=== Given information ===

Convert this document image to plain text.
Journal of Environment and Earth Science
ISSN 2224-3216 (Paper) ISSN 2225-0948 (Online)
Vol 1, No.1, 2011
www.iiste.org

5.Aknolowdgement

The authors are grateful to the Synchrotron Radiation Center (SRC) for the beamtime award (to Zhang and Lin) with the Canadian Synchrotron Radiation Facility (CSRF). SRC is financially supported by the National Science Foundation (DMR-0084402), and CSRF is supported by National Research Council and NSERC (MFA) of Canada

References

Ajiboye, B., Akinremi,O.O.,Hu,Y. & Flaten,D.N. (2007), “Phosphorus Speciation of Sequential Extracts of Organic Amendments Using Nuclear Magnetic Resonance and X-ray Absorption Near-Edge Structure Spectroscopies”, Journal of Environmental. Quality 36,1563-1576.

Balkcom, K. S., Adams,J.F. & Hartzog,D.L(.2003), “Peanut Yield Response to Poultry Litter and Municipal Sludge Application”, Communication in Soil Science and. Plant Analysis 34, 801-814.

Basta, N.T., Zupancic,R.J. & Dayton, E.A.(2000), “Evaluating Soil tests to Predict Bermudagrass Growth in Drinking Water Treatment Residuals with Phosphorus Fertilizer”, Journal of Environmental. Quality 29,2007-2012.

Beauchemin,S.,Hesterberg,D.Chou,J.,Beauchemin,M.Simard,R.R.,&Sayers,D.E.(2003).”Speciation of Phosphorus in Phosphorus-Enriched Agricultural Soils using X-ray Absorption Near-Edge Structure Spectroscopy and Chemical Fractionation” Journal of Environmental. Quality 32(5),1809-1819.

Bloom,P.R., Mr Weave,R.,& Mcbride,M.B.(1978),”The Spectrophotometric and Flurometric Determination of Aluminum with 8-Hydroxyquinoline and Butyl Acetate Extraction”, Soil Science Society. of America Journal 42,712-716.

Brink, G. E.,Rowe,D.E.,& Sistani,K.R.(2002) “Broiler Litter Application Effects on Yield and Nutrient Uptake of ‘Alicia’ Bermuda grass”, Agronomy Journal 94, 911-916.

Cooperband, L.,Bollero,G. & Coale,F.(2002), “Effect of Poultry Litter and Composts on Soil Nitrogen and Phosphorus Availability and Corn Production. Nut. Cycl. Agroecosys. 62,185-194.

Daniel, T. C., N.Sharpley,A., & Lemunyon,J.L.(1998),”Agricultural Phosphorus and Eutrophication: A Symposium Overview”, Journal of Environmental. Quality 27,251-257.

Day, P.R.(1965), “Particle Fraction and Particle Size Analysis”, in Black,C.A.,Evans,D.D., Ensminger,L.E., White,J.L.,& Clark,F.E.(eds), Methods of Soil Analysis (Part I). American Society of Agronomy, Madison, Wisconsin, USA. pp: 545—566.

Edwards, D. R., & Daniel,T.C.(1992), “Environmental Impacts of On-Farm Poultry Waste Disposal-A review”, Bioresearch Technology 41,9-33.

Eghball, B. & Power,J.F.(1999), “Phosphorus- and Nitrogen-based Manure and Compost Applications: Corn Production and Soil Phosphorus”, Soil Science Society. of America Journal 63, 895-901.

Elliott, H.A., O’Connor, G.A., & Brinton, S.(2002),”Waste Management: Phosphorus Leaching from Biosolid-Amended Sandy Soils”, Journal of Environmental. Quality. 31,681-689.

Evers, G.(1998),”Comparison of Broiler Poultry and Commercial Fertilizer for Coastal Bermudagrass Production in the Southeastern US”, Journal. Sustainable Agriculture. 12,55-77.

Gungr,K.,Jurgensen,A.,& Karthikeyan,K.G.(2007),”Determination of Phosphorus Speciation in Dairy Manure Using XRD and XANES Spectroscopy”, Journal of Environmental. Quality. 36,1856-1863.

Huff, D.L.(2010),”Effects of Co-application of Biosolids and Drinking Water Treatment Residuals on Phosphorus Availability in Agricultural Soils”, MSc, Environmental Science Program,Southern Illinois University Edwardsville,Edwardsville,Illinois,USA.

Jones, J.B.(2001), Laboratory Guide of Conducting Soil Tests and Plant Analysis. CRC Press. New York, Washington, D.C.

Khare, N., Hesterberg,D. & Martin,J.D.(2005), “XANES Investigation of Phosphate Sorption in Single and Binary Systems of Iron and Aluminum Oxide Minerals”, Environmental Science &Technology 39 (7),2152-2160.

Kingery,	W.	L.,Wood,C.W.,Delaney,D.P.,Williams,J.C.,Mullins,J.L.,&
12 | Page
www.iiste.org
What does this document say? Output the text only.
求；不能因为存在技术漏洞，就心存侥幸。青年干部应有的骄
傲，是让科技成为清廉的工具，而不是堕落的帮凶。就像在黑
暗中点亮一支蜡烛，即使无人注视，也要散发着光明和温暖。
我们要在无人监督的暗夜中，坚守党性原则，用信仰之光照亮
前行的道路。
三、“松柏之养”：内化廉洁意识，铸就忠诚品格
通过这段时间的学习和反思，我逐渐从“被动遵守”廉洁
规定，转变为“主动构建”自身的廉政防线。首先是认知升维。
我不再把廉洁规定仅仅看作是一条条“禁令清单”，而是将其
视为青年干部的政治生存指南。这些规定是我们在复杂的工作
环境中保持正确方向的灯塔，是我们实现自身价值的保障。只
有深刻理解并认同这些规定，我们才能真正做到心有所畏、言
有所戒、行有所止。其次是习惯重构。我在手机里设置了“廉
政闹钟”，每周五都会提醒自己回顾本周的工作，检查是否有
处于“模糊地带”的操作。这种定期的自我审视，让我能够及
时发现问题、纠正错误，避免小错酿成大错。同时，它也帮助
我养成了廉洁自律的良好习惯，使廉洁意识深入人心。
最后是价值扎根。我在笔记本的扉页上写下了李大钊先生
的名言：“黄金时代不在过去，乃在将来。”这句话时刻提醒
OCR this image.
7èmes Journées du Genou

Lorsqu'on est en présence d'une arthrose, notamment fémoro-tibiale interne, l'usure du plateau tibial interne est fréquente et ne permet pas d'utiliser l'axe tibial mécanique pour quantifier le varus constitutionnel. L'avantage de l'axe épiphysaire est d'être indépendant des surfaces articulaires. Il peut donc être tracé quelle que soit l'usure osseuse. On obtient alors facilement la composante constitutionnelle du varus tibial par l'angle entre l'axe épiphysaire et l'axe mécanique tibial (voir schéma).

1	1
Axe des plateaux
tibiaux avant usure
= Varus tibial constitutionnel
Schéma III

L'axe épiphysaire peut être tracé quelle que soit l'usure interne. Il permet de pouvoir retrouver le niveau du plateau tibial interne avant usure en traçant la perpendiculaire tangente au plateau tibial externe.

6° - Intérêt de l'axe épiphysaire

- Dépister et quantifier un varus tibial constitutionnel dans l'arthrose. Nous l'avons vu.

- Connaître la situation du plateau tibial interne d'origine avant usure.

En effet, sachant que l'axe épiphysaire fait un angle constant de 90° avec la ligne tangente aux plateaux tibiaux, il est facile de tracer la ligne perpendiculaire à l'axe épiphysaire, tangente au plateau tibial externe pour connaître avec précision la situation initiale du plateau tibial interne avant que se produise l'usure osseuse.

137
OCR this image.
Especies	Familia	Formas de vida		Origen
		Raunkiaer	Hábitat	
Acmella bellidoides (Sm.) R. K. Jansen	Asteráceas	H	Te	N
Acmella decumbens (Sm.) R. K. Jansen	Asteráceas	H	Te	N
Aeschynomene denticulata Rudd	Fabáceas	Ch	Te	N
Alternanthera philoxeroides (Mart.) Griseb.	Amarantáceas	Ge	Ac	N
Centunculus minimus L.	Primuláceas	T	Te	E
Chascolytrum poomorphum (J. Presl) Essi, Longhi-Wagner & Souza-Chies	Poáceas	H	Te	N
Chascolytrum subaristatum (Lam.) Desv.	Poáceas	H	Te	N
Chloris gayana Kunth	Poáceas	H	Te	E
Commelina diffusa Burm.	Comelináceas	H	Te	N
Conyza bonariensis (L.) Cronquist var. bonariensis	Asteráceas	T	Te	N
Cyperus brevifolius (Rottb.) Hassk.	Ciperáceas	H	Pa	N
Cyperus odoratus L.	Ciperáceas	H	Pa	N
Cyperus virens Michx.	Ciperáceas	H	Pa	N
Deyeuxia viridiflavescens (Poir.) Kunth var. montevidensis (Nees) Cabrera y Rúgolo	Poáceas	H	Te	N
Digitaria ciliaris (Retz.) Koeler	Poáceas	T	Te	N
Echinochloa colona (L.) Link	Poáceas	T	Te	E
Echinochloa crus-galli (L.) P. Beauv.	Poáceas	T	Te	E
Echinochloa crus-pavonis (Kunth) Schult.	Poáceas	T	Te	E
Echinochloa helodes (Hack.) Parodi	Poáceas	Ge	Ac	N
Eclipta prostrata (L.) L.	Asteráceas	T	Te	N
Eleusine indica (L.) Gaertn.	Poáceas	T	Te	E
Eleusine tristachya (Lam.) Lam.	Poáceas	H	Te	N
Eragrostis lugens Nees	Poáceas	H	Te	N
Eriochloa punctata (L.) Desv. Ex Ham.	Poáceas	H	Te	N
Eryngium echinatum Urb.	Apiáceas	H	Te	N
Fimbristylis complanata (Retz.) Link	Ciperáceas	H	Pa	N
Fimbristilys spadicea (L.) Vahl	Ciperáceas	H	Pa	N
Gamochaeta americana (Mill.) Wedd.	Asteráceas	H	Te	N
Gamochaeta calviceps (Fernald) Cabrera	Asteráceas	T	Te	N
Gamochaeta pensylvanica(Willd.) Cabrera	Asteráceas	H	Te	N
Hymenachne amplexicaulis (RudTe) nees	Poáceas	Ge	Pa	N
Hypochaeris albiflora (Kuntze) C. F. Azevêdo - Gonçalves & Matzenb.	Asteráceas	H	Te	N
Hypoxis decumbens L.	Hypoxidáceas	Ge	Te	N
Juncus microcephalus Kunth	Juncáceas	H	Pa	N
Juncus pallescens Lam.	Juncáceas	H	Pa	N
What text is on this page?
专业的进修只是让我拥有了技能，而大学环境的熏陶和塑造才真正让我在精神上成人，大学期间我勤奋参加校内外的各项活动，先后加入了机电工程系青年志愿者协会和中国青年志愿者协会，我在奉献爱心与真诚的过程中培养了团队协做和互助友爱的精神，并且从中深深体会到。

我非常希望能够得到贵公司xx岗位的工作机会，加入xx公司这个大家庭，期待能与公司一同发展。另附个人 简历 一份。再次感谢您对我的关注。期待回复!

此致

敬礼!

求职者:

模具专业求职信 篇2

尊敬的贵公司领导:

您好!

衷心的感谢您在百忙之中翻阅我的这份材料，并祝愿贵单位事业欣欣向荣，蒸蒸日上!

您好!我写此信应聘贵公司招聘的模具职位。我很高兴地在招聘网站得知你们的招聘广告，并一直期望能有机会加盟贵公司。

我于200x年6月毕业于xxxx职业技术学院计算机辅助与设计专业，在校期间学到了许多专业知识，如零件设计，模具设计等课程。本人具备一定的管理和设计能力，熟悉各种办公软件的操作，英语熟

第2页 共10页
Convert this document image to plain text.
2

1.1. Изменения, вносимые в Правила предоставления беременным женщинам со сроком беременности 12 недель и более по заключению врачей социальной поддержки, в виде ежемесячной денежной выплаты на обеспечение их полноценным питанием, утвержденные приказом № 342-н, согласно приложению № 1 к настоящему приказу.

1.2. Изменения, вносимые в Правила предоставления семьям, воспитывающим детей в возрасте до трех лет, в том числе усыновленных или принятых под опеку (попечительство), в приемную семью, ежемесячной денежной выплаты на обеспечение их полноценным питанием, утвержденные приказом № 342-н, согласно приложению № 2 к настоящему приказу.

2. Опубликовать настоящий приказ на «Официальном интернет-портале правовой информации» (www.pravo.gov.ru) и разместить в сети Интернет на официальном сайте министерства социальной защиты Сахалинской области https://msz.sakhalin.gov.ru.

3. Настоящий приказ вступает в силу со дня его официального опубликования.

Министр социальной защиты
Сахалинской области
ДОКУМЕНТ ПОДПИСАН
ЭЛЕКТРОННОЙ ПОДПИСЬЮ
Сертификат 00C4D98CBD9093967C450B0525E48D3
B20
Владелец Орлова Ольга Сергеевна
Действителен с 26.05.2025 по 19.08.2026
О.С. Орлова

===

* _The exercise_:
Pull out the lines above in which the word "Yield" appears.

* _Written answer_:
Balkcom, K. S., Adams,J.F. & Hartzog,D.L(.2003), “Peanut Yield Response to Poultry Litter and Municipal Sludge Application”, Communication in Soil Science and. Plant Analysis 34, 801-814.
Brink, G. E.,Rowe,D.E.,& Sistani,K.R.(2002) “Broiler Litter Application Effects on Yield and Nutrient Uptake of ‘Alicia’ Bermuda grass”, Agronomy Journal 94, 911-916.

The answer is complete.